◆ **Requirements**
Below is some material; transcribe all of it exactly.

◆ **Given data**
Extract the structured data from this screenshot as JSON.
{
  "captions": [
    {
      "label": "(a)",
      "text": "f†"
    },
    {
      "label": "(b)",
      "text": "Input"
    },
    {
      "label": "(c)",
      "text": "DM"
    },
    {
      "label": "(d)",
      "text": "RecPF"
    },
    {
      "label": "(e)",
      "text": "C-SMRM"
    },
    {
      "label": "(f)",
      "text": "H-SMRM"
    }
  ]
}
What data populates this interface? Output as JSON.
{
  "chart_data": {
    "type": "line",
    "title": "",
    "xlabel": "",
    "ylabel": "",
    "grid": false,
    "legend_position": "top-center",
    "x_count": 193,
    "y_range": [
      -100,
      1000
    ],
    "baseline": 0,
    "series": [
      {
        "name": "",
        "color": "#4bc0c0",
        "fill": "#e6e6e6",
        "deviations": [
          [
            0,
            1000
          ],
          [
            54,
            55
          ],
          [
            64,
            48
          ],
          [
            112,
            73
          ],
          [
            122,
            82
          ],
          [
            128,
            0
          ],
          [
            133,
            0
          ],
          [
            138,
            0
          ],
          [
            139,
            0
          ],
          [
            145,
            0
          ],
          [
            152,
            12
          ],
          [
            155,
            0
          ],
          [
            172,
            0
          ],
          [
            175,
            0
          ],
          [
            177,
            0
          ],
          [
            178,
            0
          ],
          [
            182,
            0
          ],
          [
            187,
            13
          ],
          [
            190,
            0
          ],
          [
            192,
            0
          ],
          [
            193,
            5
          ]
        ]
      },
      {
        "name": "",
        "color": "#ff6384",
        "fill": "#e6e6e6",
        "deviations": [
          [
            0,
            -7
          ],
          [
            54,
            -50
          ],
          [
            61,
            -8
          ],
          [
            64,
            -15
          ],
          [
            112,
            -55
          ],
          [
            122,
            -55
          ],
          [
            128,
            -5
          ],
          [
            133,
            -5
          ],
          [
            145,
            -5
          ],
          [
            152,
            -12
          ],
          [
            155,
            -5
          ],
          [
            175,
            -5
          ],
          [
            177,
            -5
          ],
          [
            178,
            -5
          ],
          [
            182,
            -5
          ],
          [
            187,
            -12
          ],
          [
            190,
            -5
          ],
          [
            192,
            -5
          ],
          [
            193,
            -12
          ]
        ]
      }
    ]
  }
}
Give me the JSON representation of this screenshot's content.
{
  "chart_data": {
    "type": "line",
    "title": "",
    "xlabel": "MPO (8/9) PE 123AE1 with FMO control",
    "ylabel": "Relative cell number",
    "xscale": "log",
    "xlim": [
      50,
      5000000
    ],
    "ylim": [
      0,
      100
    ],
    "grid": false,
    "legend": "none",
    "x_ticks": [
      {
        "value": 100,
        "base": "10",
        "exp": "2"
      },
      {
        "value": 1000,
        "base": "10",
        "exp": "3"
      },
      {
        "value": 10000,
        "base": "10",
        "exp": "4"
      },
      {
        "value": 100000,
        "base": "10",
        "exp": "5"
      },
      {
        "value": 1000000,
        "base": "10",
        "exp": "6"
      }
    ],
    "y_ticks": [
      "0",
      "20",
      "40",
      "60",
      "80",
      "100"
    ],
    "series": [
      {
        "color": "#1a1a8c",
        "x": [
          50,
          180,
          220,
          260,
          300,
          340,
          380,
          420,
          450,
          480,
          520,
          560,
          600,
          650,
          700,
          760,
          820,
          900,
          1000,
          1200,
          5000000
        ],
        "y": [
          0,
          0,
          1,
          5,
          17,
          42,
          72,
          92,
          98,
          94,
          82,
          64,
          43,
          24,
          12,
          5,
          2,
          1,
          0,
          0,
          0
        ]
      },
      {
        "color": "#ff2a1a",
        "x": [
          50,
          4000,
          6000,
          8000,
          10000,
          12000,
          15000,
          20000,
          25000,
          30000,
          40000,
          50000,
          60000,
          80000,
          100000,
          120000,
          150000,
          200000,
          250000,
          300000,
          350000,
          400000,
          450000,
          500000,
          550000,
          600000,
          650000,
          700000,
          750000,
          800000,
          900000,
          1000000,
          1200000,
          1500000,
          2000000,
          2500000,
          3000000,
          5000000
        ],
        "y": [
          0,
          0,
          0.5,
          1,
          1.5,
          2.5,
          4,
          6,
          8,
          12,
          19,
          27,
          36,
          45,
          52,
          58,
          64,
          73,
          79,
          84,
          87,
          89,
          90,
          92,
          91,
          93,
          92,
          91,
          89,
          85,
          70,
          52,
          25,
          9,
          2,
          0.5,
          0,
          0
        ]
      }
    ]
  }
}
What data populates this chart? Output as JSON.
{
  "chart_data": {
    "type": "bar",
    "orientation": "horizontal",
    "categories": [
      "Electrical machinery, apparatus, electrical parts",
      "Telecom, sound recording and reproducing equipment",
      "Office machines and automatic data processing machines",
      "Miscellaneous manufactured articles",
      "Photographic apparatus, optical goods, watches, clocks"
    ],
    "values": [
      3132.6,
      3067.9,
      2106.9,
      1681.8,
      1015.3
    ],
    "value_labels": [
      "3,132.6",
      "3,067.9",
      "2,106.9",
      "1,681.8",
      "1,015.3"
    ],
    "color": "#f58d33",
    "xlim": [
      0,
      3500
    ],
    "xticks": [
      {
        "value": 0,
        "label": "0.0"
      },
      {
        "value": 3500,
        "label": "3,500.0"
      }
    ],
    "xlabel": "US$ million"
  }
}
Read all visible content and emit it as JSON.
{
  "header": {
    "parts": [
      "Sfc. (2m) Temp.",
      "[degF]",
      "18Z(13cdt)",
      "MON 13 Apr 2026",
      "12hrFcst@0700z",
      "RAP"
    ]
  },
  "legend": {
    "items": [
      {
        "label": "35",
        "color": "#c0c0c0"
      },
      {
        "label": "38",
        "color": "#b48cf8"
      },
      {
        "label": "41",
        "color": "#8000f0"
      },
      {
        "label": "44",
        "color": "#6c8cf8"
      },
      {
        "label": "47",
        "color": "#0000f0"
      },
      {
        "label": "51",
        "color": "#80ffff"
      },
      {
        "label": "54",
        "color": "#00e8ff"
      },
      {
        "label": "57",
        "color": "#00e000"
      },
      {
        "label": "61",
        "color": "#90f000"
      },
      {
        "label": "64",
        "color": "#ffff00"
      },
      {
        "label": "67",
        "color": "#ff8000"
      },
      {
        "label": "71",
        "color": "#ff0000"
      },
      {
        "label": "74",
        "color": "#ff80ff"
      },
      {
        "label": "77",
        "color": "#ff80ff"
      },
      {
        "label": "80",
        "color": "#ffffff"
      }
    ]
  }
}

◆ **Final result**
Extract the structured data from this screenshot as JSON.
{
  "captions": [
    {
      "label": "(a)",
      "text": "f†"
    },
    {
      "label": "(b)",
      "text": "Input"
    },
    {
      "label": "(c)",
      "text": "DM"
    },
    {
      "label": "(d)",
      "text": "RecPF"
    },
    {
      "label": "(e)",
      "text": "C-SMRM"
    },
    {
      "label": "(f)",
      "text": "H-SMRM"
    }
  ]
}
What data populates this interface? Output as JSON.
{
  "chart_data": {
    "type": "line",
    "title": "",
    "xlabel": "",
    "ylabel": "",
    "grid": false,
    "legend_position": "top-center",
    "x_count": 193,
    "y_range": [
      -100,
      1000
    ],
    "baseline": 0,
    "series": [
      {
        "name": "",
        "color": "#4bc0c0",
        "fill": "#e6e6e6",
        "deviations": [
          [
            0,
            1000
          ],
          [
            54,
            55
          ],
          [
            64,
            48
          ],
          [
            112,
            73
          ],
          [
            122,
            82
          ],
          [
            128,
            0
          ],
          [
            133,
            0
          ],
          [
            138,
            0
          ],
          [
            139,
            0
          ],
          [
            145,
            0
          ],
          [
            152,
            12
          ],
          [
            155,
            0
          ],
          [
            172,
            0
          ],
          [
            175,
            0
          ],
          [
            177,
            0
          ],
          [
            178,
            0
          ],
          [
            182,
            0
          ],
          [
            187,
            13
          ],
          [
            190,
            0
          ],
          [
            192,
            0
          ],
          [
            193,
            5
          ]
        ]
      },
      {
        "name": "",
        "color": "#ff6384",
        "fill": "#e6e6e6",
        "deviations": [
          [
            0,
            -7
          ],
          [
            54,
            -50
          ],
          [
            61,
            -8
          ],
          [
            64,
            -15
          ],
          [
            112,
            -55
          ],
          [
            122,
            -55
          ],
          [
            128,
            -5
          ],
          [
            133,
            -5
          ],
          [
            145,
            -5
          ],
          [
            152,
            -12
          ],
          [
            155,
            -5
          ],
          [
            175,
            -5
          ],
          [
            177,
            -5
          ],
          [
            178,
            -5
          ],
          [
            182,
            -5
          ],
          [
            187,
            -12
          ],
          [
            190,
            -5
          ],
          [
            192,
            -5
          ],
          [
            193,
            -12
          ]
        ]
      }
    ]
  }
}
Give me the JSON representation of this screenshot's content.
{
  "chart_data": {
    "type": "line",
    "title": "",
    "xlabel": "MPO (8/9) PE 123AE1 with FMO control",
    "ylabel": "Relative cell number",
    "xscale": "log",
    "xlim": [
      50,
      5000000
    ],
    "ylim": [
      0,
      100
    ],
    "grid": false,
    "legend": "none",
    "x_ticks": [
      {
        "value": 100,
        "base": "10",
        "exp": "2"
      },
      {
        "value": 1000,
        "base": "10",
        "exp": "3"
      },
      {
        "value": 10000,
        "base": "10",
        "exp": "4"
      },
      {
        "value": 100000,
        "base": "10",
        "exp": "5"
      },
      {
        "value": 1000000,
        "base": "10",
        "exp": "6"
      }
    ],
    "y_ticks": [
      "0",
      "20",
      "40",
      "60",
      "80",
      "100"
    ],
    "series": [
      {
        "color": "#1a1a8c",
        "x": [
          50,
          180,
          220,
          260,
          300,
          340,
          380,
          420,
          450,
          480,
          520,
          560,
          600,
          650,
          700,
          760,
          820,
          900,
          1000,
          1200,
          5000000
        ],
        "y": [
          0,
          0,
          1,
          5,
          17,
          42,
          72,
          92,
          98,
          94,
          82,
          64,
          43,
          24,
          12,
          5,
          2,
          1,
          0,
          0,
          0
        ]
      },
      {
        "color": "#ff2a1a",
        "x": [
          50,
          4000,
          6000,
          8000,
          10000,
          12000,
          15000,
          20000,
          25000,
          30000,
          40000,
          50000,
          60000,
          80000,
          100000,
          120000,
          150000,
          200000,
          250000,
          300000,
          350000,
          400000,
          450000,
          500000,
          550000,
          600000,
          650000,
          700000,
          750000,
          800000,
          900000,
          1000000,
          1200000,
          1500000,
          2000000,
          2500000,
          3000000,
          5000000
        ],
        "y": [
          0,
          0,
          0.5,
          1,
          1.5,
          2.5,
          4,
          6,
          8,
          12,
          19,
          27,
          36,
          45,
          52,
          58,
          64,
          73,
          79,
          84,
          87,
          89,
          90,
          92,
          91,
          93,
          92,
          91,
          89,
          85,
          70,
          52,
          25,
          9,
          2,
          0.5,
          0,
          0
        ]
      }
    ]
  }
}
What data populates this chart? Output as JSON.
{
  "chart_data": {
    "type": "bar",
    "orientation": "horizontal",
    "categories": [
      "Electrical machinery, apparatus, electrical parts",
      "Telecom, sound recording and reproducing equipment",
      "Office machines and automatic data processing machines",
      "Miscellaneous manufactured articles",
      "Photographic apparatus, optical goods, watches, clocks"
    ],
    "values": [
      3132.6,
      3067.9,
      2106.9,
      1681.8,
      1015.3
    ],
    "value_labels": [
      "3,132.6",
      "3,067.9",
      "2,106.9",
      "1,681.8",
      "1,015.3"
    ],
    "color": "#f58d33",
    "xlim": [
      0,
      3500
    ],
    "xticks": [
      {
        "value": 0,
        "label": "0.0"
      },
      {
        "value": 3500,
        "label": "3,500.0"
      }
    ],
    "xlabel": "US$ million"
  }
}
Read all visible content and emit it as JSON.
{
  "header": {
    "parts": [
      "Sfc. (2m) Temp.",
      "[degF]",
      "18Z(13cdt)",
      "MON 13 Apr 2026",
      "12hrFcst@0700z",
      "RAP"
    ]
  },
  "legend": {
    "items": [
      {
        "label": "35",
        "color": "#c0c0c0"
      },
      {
        "label": "38",
        "color": "#b48cf8"
      },
      {
        "label": "41",
        "color": "#8000f0"
      },
      {
        "label": "44",
        "color": "#6c8cf8"
      },
      {
        "label": "47",
        "color": "#0000f0"
      },
      {
        "label": "51",
        "color": "#80ffff"
      },
      {
        "label": "54",
        "color": "#00e8ff"
      },
      {
        "label": "57",
        "color": "#00e000"
      },
      {
        "label": "61",
        "color": "#90f000"
      },
      {
        "label": "64",
        "color": "#ffff00"
      },
      {
        "label": "67",
        "color": "#ff8000"
      },
      {
        "label": "71",
        "color": "#ff0000"
      },
      {
        "label": "74",
        "color": "#ff80ff"
      },
      {
        "label": "77",
        "color": "#ff80ff"
      },
      {
        "label": "80",
        "color": "#ffffff"
      }
    ]
  }
}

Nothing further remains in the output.